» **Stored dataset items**

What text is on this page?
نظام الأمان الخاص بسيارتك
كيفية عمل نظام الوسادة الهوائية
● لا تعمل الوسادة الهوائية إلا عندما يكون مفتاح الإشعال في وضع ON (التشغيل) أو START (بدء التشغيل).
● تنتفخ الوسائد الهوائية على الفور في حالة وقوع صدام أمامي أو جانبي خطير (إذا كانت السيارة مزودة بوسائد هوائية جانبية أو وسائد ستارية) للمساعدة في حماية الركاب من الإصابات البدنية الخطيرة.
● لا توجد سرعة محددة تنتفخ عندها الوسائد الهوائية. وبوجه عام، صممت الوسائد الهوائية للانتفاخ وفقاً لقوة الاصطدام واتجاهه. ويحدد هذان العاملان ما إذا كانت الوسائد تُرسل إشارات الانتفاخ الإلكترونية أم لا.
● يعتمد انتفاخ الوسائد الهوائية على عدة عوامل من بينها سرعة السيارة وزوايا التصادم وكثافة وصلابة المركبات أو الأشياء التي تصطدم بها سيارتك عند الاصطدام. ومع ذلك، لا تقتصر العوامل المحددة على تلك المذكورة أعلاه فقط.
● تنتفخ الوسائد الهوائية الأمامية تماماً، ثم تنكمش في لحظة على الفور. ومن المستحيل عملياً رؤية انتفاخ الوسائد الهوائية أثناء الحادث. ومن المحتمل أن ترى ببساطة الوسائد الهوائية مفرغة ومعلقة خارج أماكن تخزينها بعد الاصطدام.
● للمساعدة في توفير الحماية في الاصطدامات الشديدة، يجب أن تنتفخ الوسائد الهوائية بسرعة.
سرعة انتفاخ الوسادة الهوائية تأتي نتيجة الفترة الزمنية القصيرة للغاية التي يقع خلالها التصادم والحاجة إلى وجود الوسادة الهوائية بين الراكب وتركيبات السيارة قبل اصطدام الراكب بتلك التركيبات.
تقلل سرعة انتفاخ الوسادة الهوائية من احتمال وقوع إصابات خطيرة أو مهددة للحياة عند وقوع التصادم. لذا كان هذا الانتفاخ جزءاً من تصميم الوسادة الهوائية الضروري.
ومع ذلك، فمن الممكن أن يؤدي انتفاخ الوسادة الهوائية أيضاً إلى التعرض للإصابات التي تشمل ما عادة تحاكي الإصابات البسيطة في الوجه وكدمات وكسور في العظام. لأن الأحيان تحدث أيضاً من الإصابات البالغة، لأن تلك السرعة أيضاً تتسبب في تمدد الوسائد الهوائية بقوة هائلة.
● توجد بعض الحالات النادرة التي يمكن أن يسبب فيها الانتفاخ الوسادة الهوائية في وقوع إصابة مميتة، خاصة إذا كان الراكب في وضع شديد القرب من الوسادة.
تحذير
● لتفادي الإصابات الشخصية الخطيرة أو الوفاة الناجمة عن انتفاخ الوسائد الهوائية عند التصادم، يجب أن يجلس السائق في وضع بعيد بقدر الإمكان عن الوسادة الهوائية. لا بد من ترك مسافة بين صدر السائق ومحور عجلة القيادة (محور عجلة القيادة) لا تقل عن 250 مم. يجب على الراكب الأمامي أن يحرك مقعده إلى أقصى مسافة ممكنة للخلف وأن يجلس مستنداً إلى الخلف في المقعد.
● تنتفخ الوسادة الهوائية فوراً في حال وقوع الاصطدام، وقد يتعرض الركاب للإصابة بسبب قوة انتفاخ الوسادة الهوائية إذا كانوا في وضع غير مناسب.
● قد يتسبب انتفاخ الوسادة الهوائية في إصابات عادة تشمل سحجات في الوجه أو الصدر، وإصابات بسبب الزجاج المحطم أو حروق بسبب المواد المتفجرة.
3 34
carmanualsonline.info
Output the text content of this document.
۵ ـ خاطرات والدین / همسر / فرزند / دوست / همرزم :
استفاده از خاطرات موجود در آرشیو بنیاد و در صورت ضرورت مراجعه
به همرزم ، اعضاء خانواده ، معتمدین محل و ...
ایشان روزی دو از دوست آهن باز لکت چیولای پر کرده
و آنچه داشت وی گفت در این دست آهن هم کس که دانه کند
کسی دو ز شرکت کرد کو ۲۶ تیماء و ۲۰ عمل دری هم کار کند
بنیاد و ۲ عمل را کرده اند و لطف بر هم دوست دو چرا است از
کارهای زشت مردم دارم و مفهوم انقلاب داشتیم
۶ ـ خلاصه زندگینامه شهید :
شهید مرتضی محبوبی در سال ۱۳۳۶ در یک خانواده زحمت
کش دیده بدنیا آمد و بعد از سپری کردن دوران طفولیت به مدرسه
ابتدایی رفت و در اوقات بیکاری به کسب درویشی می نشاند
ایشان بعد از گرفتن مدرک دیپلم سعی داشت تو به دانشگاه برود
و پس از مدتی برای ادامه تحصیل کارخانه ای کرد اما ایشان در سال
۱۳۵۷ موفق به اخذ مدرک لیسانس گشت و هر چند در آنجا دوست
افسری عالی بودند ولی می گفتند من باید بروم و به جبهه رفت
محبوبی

» **DIRECTION**
The records above must be repeated exactly, every one of them.

» **WRITTEN SOLUTION**
What text is on this page?
نظام الأمان الخاص بسيارتك
كيفية عمل نظام الوسادة الهوائية
● لا تعمل الوسادة الهوائية إلا عندما يكون مفتاح الإشعال في وضع ON (التشغيل) أو START (بدء التشغيل).
● تنتفخ الوسائد الهوائية على الفور في حالة وقوع صدام أمامي أو جانبي خطير (إذا كانت السيارة مزودة بوسائد هوائية جانبية أو وسائد ستارية) للمساعدة في حماية الركاب من الإصابات البدنية الخطيرة.
● لا توجد سرعة محددة تنتفخ عندها الوسائد الهوائية. وبوجه عام، صممت الوسائد الهوائية للانتفاخ وفقاً لقوة الاصطدام واتجاهه. ويحدد هذان العاملان ما إذا كانت الوسائد تُرسل إشارات الانتفاخ الإلكترونية أم لا.
● يعتمد انتفاخ الوسائد الهوائية على عدة عوامل من بينها سرعة السيارة وزوايا التصادم وكثافة وصلابة المركبات أو الأشياء التي تصطدم بها سيارتك عند الاصطدام. ومع ذلك، لا تقتصر العوامل المحددة على تلك المذكورة أعلاه فقط.
● تنتفخ الوسائد الهوائية الأمامية تماماً، ثم تنكمش في لحظة على الفور. ومن المستحيل عملياً رؤية انتفاخ الوسائد الهوائية أثناء الحادث. ومن المحتمل أن ترى ببساطة الوسائد الهوائية مفرغة ومعلقة خارج أماكن تخزينها بعد الاصطدام.
● للمساعدة في توفير الحماية في الاصطدامات الشديدة، يجب أن تنتفخ الوسائد الهوائية بسرعة.
سرعة انتفاخ الوسادة الهوائية تأتي نتيجة الفترة الزمنية القصيرة للغاية التي يقع خلالها التصادم والحاجة إلى وجود الوسادة الهوائية بين الراكب وتركيبات السيارة قبل اصطدام الراكب بتلك التركيبات.
تقلل سرعة انتفاخ الوسادة الهوائية من احتمال وقوع إصابات خطيرة أو مهددة للحياة عند وقوع التصادم. لذا كان هذا الانتفاخ جزءاً من تصميم الوسادة الهوائية الضروري.
ومع ذلك، فمن الممكن أن يؤدي انتفاخ الوسادة الهوائية أيضاً إلى التعرض للإصابات التي تشمل ما عادة تحاكي الإصابات البسيطة في الوجه وكدمات وكسور في العظام. لأن الأحيان تحدث أيضاً من الإصابات البالغة، لأن تلك السرعة أيضاً تتسبب في تمدد الوسائد الهوائية بقوة هائلة.
● توجد بعض الحالات النادرة التي يمكن أن يسبب فيها الانتفاخ الوسادة الهوائية في وقوع إصابة مميتة، خاصة إذا كان الراكب في وضع شديد القرب من الوسادة.
تحذير
● لتفادي الإصابات الشخصية الخطيرة أو الوفاة الناجمة عن انتفاخ الوسائد الهوائية عند التصادم، يجب أن يجلس السائق في وضع بعيد بقدر الإمكان عن الوسادة الهوائية. لا بد من ترك مسافة بين صدر السائق ومحور عجلة القيادة (محور عجلة القيادة) لا تقل عن 250 مم. يجب على الراكب الأمامي أن يحرك مقعده إلى أقصى مسافة ممكنة للخلف وأن يجلس مستنداً إلى الخلف في المقعد.
● تنتفخ الوسادة الهوائية فوراً في حال وقوع الاصطدام، وقد يتعرض الركاب للإصابة بسبب قوة انتفاخ الوسادة الهوائية إذا كانوا في وضع غير مناسب.
● قد يتسبب انتفاخ الوسادة الهوائية في إصابات عادة تشمل سحجات في الوجه أو الصدر، وإصابات بسبب الزجاج المحطم أو حروق بسبب المواد المتفجرة.
3 34
carmanualsonline.info
Output the text content of this document.
۵ ـ خاطرات والدین / همسر / فرزند / دوست / همرزم :
استفاده از خاطرات موجود در آرشیو بنیاد و در صورت ضرورت مراجعه
به همرزم ، اعضاء خانواده ، معتمدین محل و ...
ایشان روزی دو از دوست آهن باز لکت چیولای پر کرده
و آنچه داشت وی گفت در این دست آهن هم کس که دانه کند
کسی دو ز شرکت کرد کو ۲۶ تیماء و ۲۰ عمل دری هم کار کند
بنیاد و ۲ عمل را کرده اند و لطف بر هم دوست دو چرا است از
کارهای زشت مردم دارم و مفهوم انقلاب داشتیم
۶ ـ خلاصه زندگینامه شهید :
شهید مرتضی محبوبی در سال ۱۳۳۶ در یک خانواده زحمت
کش دیده بدنیا آمد و بعد از سپری کردن دوران طفولیت به مدرسه
ابتدایی رفت و در اوقات بیکاری به کسب درویشی می نشاند
ایشان بعد از گرفتن مدرک دیپلم سعی داشت تو به دانشگاه برود
و پس از مدتی برای ادامه تحصیل کارخانه ای کرد اما ایشان در سال
۱۳۵۷ موفق به اخذ مدرک لیسانس گشت و هر چند در آنجا دوست
افسری عالی بودند ولی می گفتند من باید بروم و به جبهه رفت
محبوبی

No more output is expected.